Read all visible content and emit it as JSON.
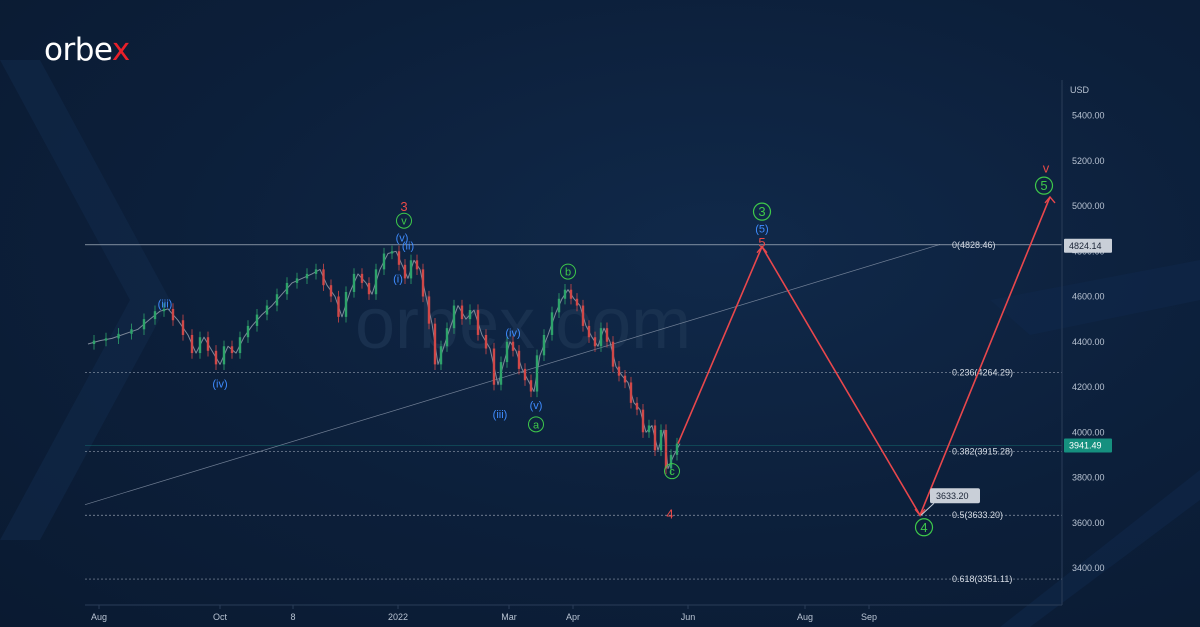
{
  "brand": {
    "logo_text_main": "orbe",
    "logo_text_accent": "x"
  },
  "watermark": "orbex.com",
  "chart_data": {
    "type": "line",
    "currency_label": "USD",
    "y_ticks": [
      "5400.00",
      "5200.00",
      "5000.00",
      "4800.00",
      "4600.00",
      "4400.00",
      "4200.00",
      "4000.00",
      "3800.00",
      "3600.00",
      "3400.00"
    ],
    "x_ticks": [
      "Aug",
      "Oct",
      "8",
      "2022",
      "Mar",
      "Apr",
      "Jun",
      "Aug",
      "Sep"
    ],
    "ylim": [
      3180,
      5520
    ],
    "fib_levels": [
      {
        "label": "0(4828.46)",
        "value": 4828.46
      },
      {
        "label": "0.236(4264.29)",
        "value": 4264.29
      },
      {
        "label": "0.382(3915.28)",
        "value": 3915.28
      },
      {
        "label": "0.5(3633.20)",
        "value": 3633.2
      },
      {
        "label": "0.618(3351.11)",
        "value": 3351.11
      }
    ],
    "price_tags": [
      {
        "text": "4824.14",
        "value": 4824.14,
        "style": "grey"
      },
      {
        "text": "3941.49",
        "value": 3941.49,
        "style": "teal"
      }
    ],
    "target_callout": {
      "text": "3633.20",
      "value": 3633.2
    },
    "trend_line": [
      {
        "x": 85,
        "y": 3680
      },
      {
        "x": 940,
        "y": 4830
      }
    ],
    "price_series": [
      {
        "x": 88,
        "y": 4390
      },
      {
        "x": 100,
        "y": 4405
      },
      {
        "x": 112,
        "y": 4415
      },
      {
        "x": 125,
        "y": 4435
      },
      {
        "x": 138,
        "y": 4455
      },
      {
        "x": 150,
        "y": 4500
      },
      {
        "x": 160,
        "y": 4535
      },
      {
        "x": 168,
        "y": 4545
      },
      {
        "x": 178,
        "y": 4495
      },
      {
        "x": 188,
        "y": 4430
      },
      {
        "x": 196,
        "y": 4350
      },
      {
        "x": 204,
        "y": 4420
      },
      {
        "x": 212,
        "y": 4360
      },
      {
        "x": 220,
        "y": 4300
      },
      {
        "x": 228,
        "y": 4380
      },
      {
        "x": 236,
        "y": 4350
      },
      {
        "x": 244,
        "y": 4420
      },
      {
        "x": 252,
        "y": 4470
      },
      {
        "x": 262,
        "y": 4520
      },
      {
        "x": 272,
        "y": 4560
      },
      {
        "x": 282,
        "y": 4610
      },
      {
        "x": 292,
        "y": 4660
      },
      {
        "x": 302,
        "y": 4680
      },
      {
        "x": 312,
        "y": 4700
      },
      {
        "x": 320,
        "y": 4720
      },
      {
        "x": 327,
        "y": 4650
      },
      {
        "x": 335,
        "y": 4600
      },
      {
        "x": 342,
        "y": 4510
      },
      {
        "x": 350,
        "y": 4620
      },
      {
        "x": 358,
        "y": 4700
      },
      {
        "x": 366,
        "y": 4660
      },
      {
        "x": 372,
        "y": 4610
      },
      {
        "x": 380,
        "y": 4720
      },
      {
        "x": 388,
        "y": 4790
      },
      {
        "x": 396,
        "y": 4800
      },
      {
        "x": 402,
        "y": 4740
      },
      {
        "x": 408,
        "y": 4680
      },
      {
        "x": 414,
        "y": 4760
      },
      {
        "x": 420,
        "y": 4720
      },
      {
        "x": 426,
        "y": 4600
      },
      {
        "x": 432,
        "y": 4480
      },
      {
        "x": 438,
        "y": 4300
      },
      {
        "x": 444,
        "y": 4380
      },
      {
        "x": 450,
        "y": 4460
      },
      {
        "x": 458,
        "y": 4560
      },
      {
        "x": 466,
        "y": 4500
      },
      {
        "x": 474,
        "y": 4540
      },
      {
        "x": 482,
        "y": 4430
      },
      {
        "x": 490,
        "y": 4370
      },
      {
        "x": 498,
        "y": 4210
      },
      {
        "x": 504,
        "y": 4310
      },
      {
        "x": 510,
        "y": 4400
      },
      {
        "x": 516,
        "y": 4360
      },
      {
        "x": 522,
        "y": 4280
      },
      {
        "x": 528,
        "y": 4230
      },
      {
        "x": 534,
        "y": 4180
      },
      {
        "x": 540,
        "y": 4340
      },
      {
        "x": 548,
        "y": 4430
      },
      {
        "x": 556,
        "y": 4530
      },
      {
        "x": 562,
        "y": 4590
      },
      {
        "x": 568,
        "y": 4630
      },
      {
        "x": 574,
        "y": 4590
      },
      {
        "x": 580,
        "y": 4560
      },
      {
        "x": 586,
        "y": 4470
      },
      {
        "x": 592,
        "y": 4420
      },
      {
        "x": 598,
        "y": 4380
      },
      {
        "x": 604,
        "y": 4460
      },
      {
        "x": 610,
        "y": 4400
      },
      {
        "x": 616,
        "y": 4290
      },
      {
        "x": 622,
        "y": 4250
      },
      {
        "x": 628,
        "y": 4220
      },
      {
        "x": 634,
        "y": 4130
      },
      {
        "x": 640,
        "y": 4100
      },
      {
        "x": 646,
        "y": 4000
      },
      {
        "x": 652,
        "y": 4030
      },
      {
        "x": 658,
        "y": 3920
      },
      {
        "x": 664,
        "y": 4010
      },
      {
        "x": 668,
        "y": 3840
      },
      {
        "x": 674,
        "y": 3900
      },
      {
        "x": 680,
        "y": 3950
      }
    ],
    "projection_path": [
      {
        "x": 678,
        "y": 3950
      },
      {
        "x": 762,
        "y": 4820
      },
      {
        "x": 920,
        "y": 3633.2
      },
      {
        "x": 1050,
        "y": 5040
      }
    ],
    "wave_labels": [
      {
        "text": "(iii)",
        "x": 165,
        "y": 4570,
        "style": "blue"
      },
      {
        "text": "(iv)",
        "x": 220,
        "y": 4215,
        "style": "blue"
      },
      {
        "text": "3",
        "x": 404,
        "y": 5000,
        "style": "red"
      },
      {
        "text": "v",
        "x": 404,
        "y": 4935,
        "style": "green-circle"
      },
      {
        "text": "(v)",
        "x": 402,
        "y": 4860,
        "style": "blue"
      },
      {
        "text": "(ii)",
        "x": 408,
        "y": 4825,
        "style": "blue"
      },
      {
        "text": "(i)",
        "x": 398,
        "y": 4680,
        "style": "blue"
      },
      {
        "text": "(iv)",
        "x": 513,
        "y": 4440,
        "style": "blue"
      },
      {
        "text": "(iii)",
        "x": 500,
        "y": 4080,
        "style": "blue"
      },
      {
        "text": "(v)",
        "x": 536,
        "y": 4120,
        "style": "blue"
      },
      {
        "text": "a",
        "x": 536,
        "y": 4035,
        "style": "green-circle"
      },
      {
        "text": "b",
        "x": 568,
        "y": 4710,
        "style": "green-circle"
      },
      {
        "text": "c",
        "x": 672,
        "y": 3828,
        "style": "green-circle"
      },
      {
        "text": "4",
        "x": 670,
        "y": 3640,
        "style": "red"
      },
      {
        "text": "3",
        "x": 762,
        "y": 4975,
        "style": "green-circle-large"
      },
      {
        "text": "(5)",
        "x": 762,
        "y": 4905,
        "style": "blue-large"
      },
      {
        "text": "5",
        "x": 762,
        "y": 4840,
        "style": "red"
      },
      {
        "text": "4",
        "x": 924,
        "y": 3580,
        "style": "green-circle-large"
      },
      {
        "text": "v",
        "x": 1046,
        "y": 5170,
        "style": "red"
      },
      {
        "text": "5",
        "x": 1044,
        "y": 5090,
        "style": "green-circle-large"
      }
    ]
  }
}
————————
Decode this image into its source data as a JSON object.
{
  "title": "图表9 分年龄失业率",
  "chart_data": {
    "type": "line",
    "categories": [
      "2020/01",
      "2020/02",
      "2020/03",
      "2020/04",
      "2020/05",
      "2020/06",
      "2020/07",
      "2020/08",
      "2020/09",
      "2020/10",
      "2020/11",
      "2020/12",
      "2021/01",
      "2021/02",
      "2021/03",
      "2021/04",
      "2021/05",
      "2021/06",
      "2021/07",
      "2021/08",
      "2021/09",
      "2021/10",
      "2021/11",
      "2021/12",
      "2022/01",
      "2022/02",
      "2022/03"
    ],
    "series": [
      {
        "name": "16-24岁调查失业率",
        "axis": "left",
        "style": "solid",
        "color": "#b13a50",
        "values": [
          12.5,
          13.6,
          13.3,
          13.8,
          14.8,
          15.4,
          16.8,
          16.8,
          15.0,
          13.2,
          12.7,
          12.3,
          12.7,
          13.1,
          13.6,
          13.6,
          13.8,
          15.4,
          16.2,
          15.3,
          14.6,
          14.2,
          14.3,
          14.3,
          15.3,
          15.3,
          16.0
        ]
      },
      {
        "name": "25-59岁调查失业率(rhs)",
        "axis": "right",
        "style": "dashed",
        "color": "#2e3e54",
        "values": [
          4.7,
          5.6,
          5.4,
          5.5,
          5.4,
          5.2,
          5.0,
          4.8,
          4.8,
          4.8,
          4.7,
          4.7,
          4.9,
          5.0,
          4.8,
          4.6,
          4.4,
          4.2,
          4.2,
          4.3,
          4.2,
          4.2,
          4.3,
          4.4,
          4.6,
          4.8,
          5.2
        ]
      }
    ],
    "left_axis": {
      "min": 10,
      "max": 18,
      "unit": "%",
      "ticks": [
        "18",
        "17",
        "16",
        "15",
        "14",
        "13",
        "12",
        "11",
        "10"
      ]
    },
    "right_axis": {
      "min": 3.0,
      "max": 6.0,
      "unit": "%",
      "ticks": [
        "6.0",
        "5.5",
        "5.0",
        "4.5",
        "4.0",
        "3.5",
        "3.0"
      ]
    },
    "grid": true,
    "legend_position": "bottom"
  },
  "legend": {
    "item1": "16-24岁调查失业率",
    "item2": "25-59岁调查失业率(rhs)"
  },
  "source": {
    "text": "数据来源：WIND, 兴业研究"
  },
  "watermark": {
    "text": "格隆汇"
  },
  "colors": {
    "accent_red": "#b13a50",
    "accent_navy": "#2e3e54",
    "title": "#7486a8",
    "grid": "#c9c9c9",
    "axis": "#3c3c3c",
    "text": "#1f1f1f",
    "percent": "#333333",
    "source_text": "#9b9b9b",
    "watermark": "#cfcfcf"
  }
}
————————
[DIRECTIVE]
Extract each line from the listing that holds the word "name".

[RESPONSE]
        "name": "16-24岁调查失业率",
        "name": "25-59岁调查失业率(rhs)",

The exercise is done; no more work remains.